◆ **TASK**:
Transcribe every entry below word for word, but skip the pictures.

Dataset records on visual material
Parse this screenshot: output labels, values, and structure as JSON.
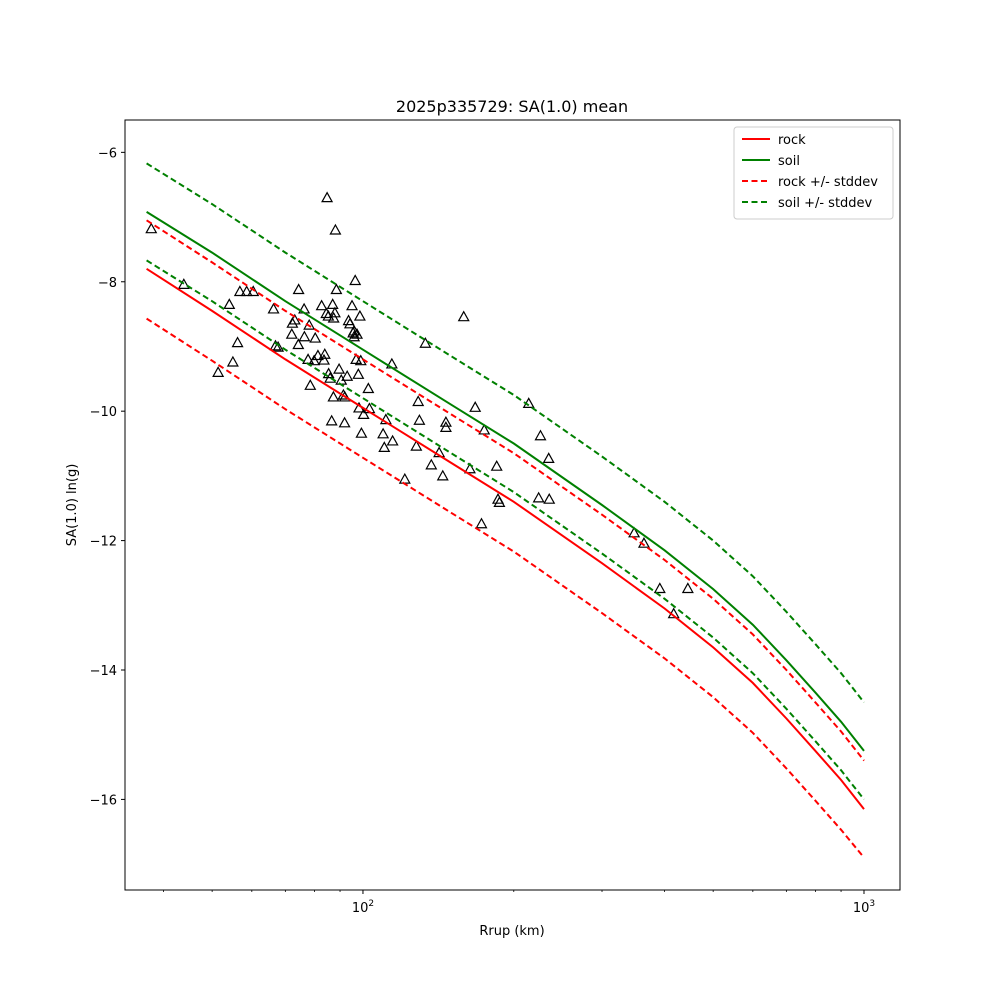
{
  "chart_data": {
    "type": "scatter",
    "title": "2025p335729: SA(1.0) mean",
    "xlabel": "Rrup (km)",
    "ylabel": "SA(1.0) ln(g)",
    "xscale": "log",
    "xlim": [
      33.5,
      1180
    ],
    "ylim": [
      -17.4,
      -5.5
    ],
    "x_ticks": [
      {
        "value": 100,
        "label": "10^2"
      },
      {
        "value": 1000,
        "label": "10^3"
      }
    ],
    "y_ticks": [
      -16,
      -14,
      -12,
      -10,
      -8,
      -6
    ],
    "grid": false,
    "legend_position": "top-right",
    "series": [
      {
        "name": "rock",
        "kind": "line",
        "color": "#ff0000",
        "dash": false,
        "x": [
          37,
          50,
          70,
          100,
          150,
          200,
          300,
          400,
          500,
          600,
          700,
          800,
          900,
          1000
        ],
        "y": [
          -7.8,
          -8.45,
          -9.2,
          -9.95,
          -10.8,
          -11.4,
          -12.35,
          -13.05,
          -13.65,
          -14.2,
          -14.75,
          -15.25,
          -15.7,
          -16.15
        ]
      },
      {
        "name": "soil",
        "kind": "line",
        "color": "#008000",
        "dash": false,
        "x": [
          37,
          50,
          70,
          100,
          150,
          200,
          300,
          400,
          500,
          600,
          700,
          800,
          900,
          1000
        ],
        "y": [
          -6.92,
          -7.55,
          -8.3,
          -9.05,
          -9.9,
          -10.5,
          -11.45,
          -12.15,
          -12.75,
          -13.3,
          -13.85,
          -14.35,
          -14.8,
          -15.25
        ]
      },
      {
        "name": "rock +/- stddev",
        "kind": "line",
        "color": "#ff0000",
        "dash": true,
        "x": [
          37,
          50,
          70,
          100,
          150,
          200,
          300,
          400,
          500,
          600,
          700,
          800,
          900,
          1000
        ],
        "y": [
          -7.05,
          -7.7,
          -8.45,
          -9.2,
          -10.05,
          -10.65,
          -11.6,
          -12.3,
          -12.9,
          -13.45,
          -14.0,
          -14.5,
          -14.95,
          -15.4
        ]
      },
      {
        "name": "",
        "kind": "line",
        "color": "#ff0000",
        "dash": true,
        "x": [
          37,
          50,
          70,
          100,
          150,
          200,
          300,
          400,
          500,
          600,
          700,
          800,
          900,
          1000
        ],
        "y": [
          -8.57,
          -9.22,
          -9.97,
          -10.72,
          -11.57,
          -12.17,
          -13.12,
          -13.82,
          -14.42,
          -14.97,
          -15.52,
          -16.02,
          -16.47,
          -16.9
        ]
      },
      {
        "name": "soil +/- stddev",
        "kind": "line",
        "color": "#008000",
        "dash": true,
        "x": [
          37,
          50,
          70,
          100,
          150,
          200,
          300,
          400,
          500,
          600,
          700,
          800,
          900,
          1000
        ],
        "y": [
          -6.17,
          -6.8,
          -7.55,
          -8.3,
          -9.15,
          -9.75,
          -10.7,
          -11.4,
          -12.0,
          -12.55,
          -13.1,
          -13.6,
          -14.05,
          -14.5
        ]
      },
      {
        "name": "",
        "kind": "line",
        "color": "#008000",
        "dash": true,
        "x": [
          37,
          50,
          70,
          100,
          150,
          200,
          300,
          400,
          500,
          600,
          700,
          800,
          900,
          1000
        ],
        "y": [
          -7.67,
          -8.3,
          -9.05,
          -9.8,
          -10.65,
          -11.25,
          -12.2,
          -12.9,
          -13.5,
          -14.05,
          -14.6,
          -15.1,
          -15.55,
          -16.0
        ]
      }
    ],
    "observations": {
      "name": "",
      "marker": "triangle",
      "color": "#000000",
      "x": [
        37.8,
        43.9,
        51.4,
        54.1,
        55.0,
        56.8,
        56.2,
        58.6,
        60.4,
        66.3,
        66.9,
        67.7,
        72.3,
        72.1,
        73.1,
        74.3,
        74.4,
        76.3,
        76.4,
        77.7,
        78.1,
        78.5,
        79.9,
        80.3,
        81.3,
        82.7,
        83.6,
        83.9,
        84.5,
        85.4,
        85.3,
        86.0,
        86.6,
        87.0,
        87.3,
        87.4,
        87.9,
        88.5,
        88.1,
        89.6,
        90.5,
        91.4,
        91.9,
        92.0,
        93.0,
        93.6,
        94.2,
        95.1,
        95.6,
        96.0,
        96.0,
        96.5,
        96.9,
        97.3,
        97.9,
        98.2,
        98.6,
        99.0,
        99.3,
        100.3,
        102.5,
        103.0,
        109.7,
        110.3,
        111.1,
        114.2,
        114.6,
        121.2,
        127.8,
        128.9,
        129.6,
        133.2,
        136.9,
        141.9,
        144.3,
        146.4,
        146.4,
        158.9,
        163.5,
        167.5,
        172.4,
        174.6,
        184.9,
        186.0,
        187.2,
        214.2,
        224.2,
        226.1,
        234.8,
        235.4,
        347.7,
        363.8,
        391.3,
        417.0,
        445.1
      ],
      "y": [
        -7.18,
        -8.04,
        -9.4,
        -8.35,
        -9.24,
        -8.15,
        -8.94,
        -8.15,
        -8.15,
        -8.42,
        -8.99,
        -9.01,
        -8.64,
        -8.81,
        -8.59,
        -8.97,
        -8.12,
        -8.42,
        -8.85,
        -9.2,
        -8.67,
        -9.6,
        -9.22,
        -8.87,
        -9.14,
        -8.37,
        -9.21,
        -9.12,
        -8.49,
        -9.42,
        -8.53,
        -9.49,
        -10.15,
        -8.35,
        -9.78,
        -8.56,
        -8.48,
        -8.12,
        -7.2,
        -9.35,
        -9.52,
        -9.75,
        -10.18,
        -9.78,
        -9.46,
        -8.6,
        -8.65,
        -8.37,
        -8.79,
        -8.76,
        -8.85,
        -7.98,
        -9.2,
        -8.81,
        -9.43,
        -9.95,
        -8.53,
        -9.22,
        -10.34,
        -10.05,
        -9.65,
        -9.96,
        -10.35,
        -10.56,
        -10.13,
        -9.27,
        -10.46,
        -11.05,
        -10.54,
        -9.85,
        -10.14,
        -8.95,
        -10.83,
        -10.64,
        -11.0,
        -10.25,
        -10.17,
        -8.54,
        -10.89,
        -9.94,
        -11.74,
        -10.29,
        -10.85,
        -11.36,
        -11.41,
        -9.88,
        -11.34,
        -10.38,
        -10.73,
        -11.36,
        -11.88,
        -12.04,
        -12.74,
        -13.13,
        -12.74
      ]
    },
    "outlier_points": {
      "x": [
        84.8
      ],
      "y": [
        -6.7
      ]
    }
  }
}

◆ **RESPONSE**:
Parse this screenshot: output labels, values, and structure as JSON.
{
  "chart_data": {
    "type": "scatter",
    "title": "2025p335729: SA(1.0) mean",
    "xlabel": "Rrup (km)",
    "ylabel": "SA(1.0) ln(g)",
    "xscale": "log",
    "xlim": [
      33.5,
      1180
    ],
    "ylim": [
      -17.4,
      -5.5
    ],
    "x_ticks": [
      {
        "value": 100,
        "label": "10^2"
      },
      {
        "value": 1000,
        "label": "10^3"
      }
    ],
    "y_ticks": [
      -16,
      -14,
      -12,
      -10,
      -8,
      -6
    ],
    "grid": false,
    "legend_position": "top-right",
    "series": [
      {
        "name": "rock",
        "kind": "line",
        "color": "#ff0000",
        "dash": false,
        "x": [
          37,
          50,
          70,
          100,
          150,
          200,
          300,
          400,
          500,
          600,
          700,
          800,
          900,
          1000
        ],
        "y": [
          -7.8,
          -8.45,
          -9.2,
          -9.95,
          -10.8,
          -11.4,
          -12.35,
          -13.05,
          -13.65,
          -14.2,
          -14.75,
          -15.25,
          -15.7,
          -16.15
        ]
      },
      {
        "name": "soil",
        "kind": "line",
        "color": "#008000",
        "dash": false,
        "x": [
          37,
          50,
          70,
          100,
          150,
          200,
          300,
          400,
          500,
          600,
          700,
          800,
          900,
          1000
        ],
        "y": [
          -6.92,
          -7.55,
          -8.3,
          -9.05,
          -9.9,
          -10.5,
          -11.45,
          -12.15,
          -12.75,
          -13.3,
          -13.85,
          -14.35,
          -14.8,
          -15.25
        ]
      },
      {
        "name": "rock +/- stddev",
        "kind": "line",
        "color": "#ff0000",
        "dash": true,
        "x": [
          37,
          50,
          70,
          100,
          150,
          200,
          300,
          400,
          500,
          600,
          700,
          800,
          900,
          1000
        ],
        "y": [
          -7.05,
          -7.7,
          -8.45,
          -9.2,
          -10.05,
          -10.65,
          -11.6,
          -12.3,
          -12.9,
          -13.45,
          -14.0,
          -14.5,
          -14.95,
          -15.4
        ]
      },
      {
        "name": "",
        "kind": "line",
        "color": "#ff0000",
        "dash": true,
        "x": [
          37,
          50,
          70,
          100,
          150,
          200,
          300,
          400,
          500,
          600,
          700,
          800,
          900,
          1000
        ],
        "y": [
          -8.57,
          -9.22,
          -9.97,
          -10.72,
          -11.57,
          -12.17,
          -13.12,
          -13.82,
          -14.42,
          -14.97,
          -15.52,
          -16.02,
          -16.47,
          -16.9
        ]
      },
      {
        "name": "soil +/- stddev",
        "kind": "line",
        "color": "#008000",
        "dash": true,
        "x": [
          37,
          50,
          70,
          100,
          150,
          200,
          300,
          400,
          500,
          600,
          700,
          800,
          900,
          1000
        ],
        "y": [
          -6.17,
          -6.8,
          -7.55,
          -8.3,
          -9.15,
          -9.75,
          -10.7,
          -11.4,
          -12.0,
          -12.55,
          -13.1,
          -13.6,
          -14.05,
          -14.5
        ]
      },
      {
        "name": "",
        "kind": "line",
        "color": "#008000",
        "dash": true,
        "x": [
          37,
          50,
          70,
          100,
          150,
          200,
          300,
          400,
          500,
          600,
          700,
          800,
          900,
          1000
        ],
        "y": [
          -7.67,
          -8.3,
          -9.05,
          -9.8,
          -10.65,
          -11.25,
          -12.2,
          -12.9,
          -13.5,
          -14.05,
          -14.6,
          -15.1,
          -15.55,
          -16.0
        ]
      }
    ],
    "observations": {
      "name": "",
      "marker": "triangle",
      "color": "#000000",
      "x": [
        37.8,
        43.9,
        51.4,
        54.1,
        55.0,
        56.8,
        56.2,
        58.6,
        60.4,
        66.3,
        66.9,
        67.7,
        72.3,
        72.1,
        73.1,
        74.3,
        74.4,
        76.3,
        76.4,
        77.7,
        78.1,
        78.5,
        79.9,
        80.3,
        81.3,
        82.7,
        83.6,
        83.9,
        84.5,
        85.4,
        85.3,
        86.0,
        86.6,
        87.0,
        87.3,
        87.4,
        87.9,
        88.5,
        88.1,
        89.6,
        90.5,
        91.4,
        91.9,
        92.0,
        93.0,
        93.6,
        94.2,
        95.1,
        95.6,
        96.0,
        96.0,
        96.5,
        96.9,
        97.3,
        97.9,
        98.2,
        98.6,
        99.0,
        99.3,
        100.3,
        102.5,
        103.0,
        109.7,
        110.3,
        111.1,
        114.2,
        114.6,
        121.2,
        127.8,
        128.9,
        129.6,
        133.2,
        136.9,
        141.9,
        144.3,
        146.4,
        146.4,
        158.9,
        163.5,
        167.5,
        172.4,
        174.6,
        184.9,
        186.0,
        187.2,
        214.2,
        224.2,
        226.1,
        234.8,
        235.4,
        347.7,
        363.8,
        391.3,
        417.0,
        445.1
      ],
      "y": [
        -7.18,
        -8.04,
        -9.4,
        -8.35,
        -9.24,
        -8.15,
        -8.94,
        -8.15,
        -8.15,
        -8.42,
        -8.99,
        -9.01,
        -8.64,
        -8.81,
        -8.59,
        -8.97,
        -8.12,
        -8.42,
        -8.85,
        -9.2,
        -8.67,
        -9.6,
        -9.22,
        -8.87,
        -9.14,
        -8.37,
        -9.21,
        -9.12,
        -8.49,
        -9.42,
        -8.53,
        -9.49,
        -10.15,
        -8.35,
        -9.78,
        -8.56,
        -8.48,
        -8.12,
        -7.2,
        -9.35,
        -9.52,
        -9.75,
        -10.18,
        -9.78,
        -9.46,
        -8.6,
        -8.65,
        -8.37,
        -8.79,
        -8.76,
        -8.85,
        -7.98,
        -9.2,
        -8.81,
        -9.43,
        -9.95,
        -8.53,
        -9.22,
        -10.34,
        -10.05,
        -9.65,
        -9.96,
        -10.35,
        -10.56,
        -10.13,
        -9.27,
        -10.46,
        -11.05,
        -10.54,
        -9.85,
        -10.14,
        -8.95,
        -10.83,
        -10.64,
        -11.0,
        -10.25,
        -10.17,
        -8.54,
        -10.89,
        -9.94,
        -11.74,
        -10.29,
        -10.85,
        -11.36,
        -11.41,
        -9.88,
        -11.34,
        -10.38,
        -10.73,
        -11.36,
        -11.88,
        -12.04,
        -12.74,
        -13.13,
        -12.74
      ]
    },
    "outlier_points": {
      "x": [
        84.8
      ],
      "y": [
        -6.7
      ]
    }
  }
}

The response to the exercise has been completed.